Copy every line from the records below that holds the word "start".

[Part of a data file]
»»

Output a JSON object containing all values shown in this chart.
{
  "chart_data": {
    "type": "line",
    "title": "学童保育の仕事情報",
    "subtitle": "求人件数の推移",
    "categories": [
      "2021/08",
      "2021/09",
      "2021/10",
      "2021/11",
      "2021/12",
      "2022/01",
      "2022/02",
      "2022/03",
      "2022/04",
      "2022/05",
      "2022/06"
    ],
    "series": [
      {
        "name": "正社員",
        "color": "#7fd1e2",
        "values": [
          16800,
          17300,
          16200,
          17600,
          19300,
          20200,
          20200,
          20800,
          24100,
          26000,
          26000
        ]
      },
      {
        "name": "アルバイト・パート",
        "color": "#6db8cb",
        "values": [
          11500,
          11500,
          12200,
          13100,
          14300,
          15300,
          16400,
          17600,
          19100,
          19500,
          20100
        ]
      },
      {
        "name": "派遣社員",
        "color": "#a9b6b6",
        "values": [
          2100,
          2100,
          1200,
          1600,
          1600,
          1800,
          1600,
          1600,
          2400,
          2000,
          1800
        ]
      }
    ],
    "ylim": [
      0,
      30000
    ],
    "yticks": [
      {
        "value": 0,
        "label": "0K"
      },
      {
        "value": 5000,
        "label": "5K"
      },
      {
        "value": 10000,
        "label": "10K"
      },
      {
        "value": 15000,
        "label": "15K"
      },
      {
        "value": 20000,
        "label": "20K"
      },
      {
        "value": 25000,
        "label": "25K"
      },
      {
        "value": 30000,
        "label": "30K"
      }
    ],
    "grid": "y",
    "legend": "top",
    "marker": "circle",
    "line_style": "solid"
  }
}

««
»»

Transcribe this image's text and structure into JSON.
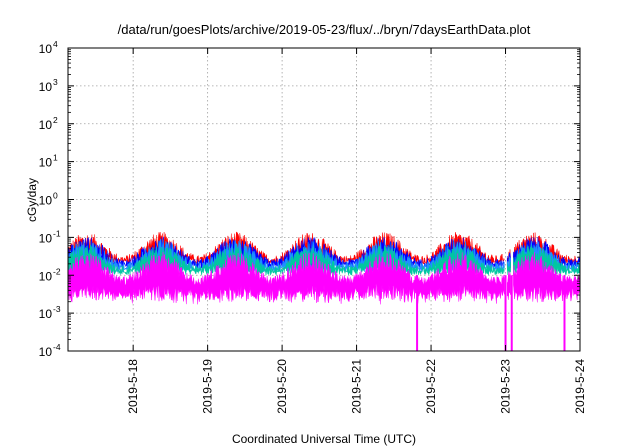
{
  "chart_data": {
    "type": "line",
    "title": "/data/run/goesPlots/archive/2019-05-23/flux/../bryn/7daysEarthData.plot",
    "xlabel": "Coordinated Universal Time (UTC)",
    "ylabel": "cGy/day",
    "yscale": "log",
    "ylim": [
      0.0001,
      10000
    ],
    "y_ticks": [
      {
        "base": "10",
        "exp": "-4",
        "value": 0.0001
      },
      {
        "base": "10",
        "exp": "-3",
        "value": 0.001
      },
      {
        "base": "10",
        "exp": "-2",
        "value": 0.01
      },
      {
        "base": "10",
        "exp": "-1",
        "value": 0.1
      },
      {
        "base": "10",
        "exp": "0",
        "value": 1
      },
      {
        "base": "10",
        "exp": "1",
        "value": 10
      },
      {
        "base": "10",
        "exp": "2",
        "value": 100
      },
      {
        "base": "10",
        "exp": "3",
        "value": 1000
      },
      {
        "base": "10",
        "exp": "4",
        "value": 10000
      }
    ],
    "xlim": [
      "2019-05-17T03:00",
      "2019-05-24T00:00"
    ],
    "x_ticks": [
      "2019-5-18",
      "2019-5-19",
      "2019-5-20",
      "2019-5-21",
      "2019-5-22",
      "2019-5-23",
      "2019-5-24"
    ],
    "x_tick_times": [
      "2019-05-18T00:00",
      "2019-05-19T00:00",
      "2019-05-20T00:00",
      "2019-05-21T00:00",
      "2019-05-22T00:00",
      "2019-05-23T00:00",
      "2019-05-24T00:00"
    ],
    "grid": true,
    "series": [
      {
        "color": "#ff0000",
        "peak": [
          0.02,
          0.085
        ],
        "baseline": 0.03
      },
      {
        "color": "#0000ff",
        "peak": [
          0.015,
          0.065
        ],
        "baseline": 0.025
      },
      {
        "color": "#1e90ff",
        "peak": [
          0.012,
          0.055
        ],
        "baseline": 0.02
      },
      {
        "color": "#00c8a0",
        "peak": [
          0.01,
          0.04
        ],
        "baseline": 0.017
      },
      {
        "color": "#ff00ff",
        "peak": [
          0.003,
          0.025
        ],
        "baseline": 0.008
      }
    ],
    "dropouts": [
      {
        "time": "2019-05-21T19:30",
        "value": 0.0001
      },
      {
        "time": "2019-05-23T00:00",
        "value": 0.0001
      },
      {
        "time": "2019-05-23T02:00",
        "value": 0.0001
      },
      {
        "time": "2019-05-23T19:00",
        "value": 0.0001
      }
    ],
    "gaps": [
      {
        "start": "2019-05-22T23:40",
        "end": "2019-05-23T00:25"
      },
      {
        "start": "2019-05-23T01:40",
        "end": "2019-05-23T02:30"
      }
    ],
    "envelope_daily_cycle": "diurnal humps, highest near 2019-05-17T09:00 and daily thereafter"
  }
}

««

◆ FINISHED EXERCISE:
        "start": "2019-05-22T23:40",
        "start": "2019-05-23T01:40",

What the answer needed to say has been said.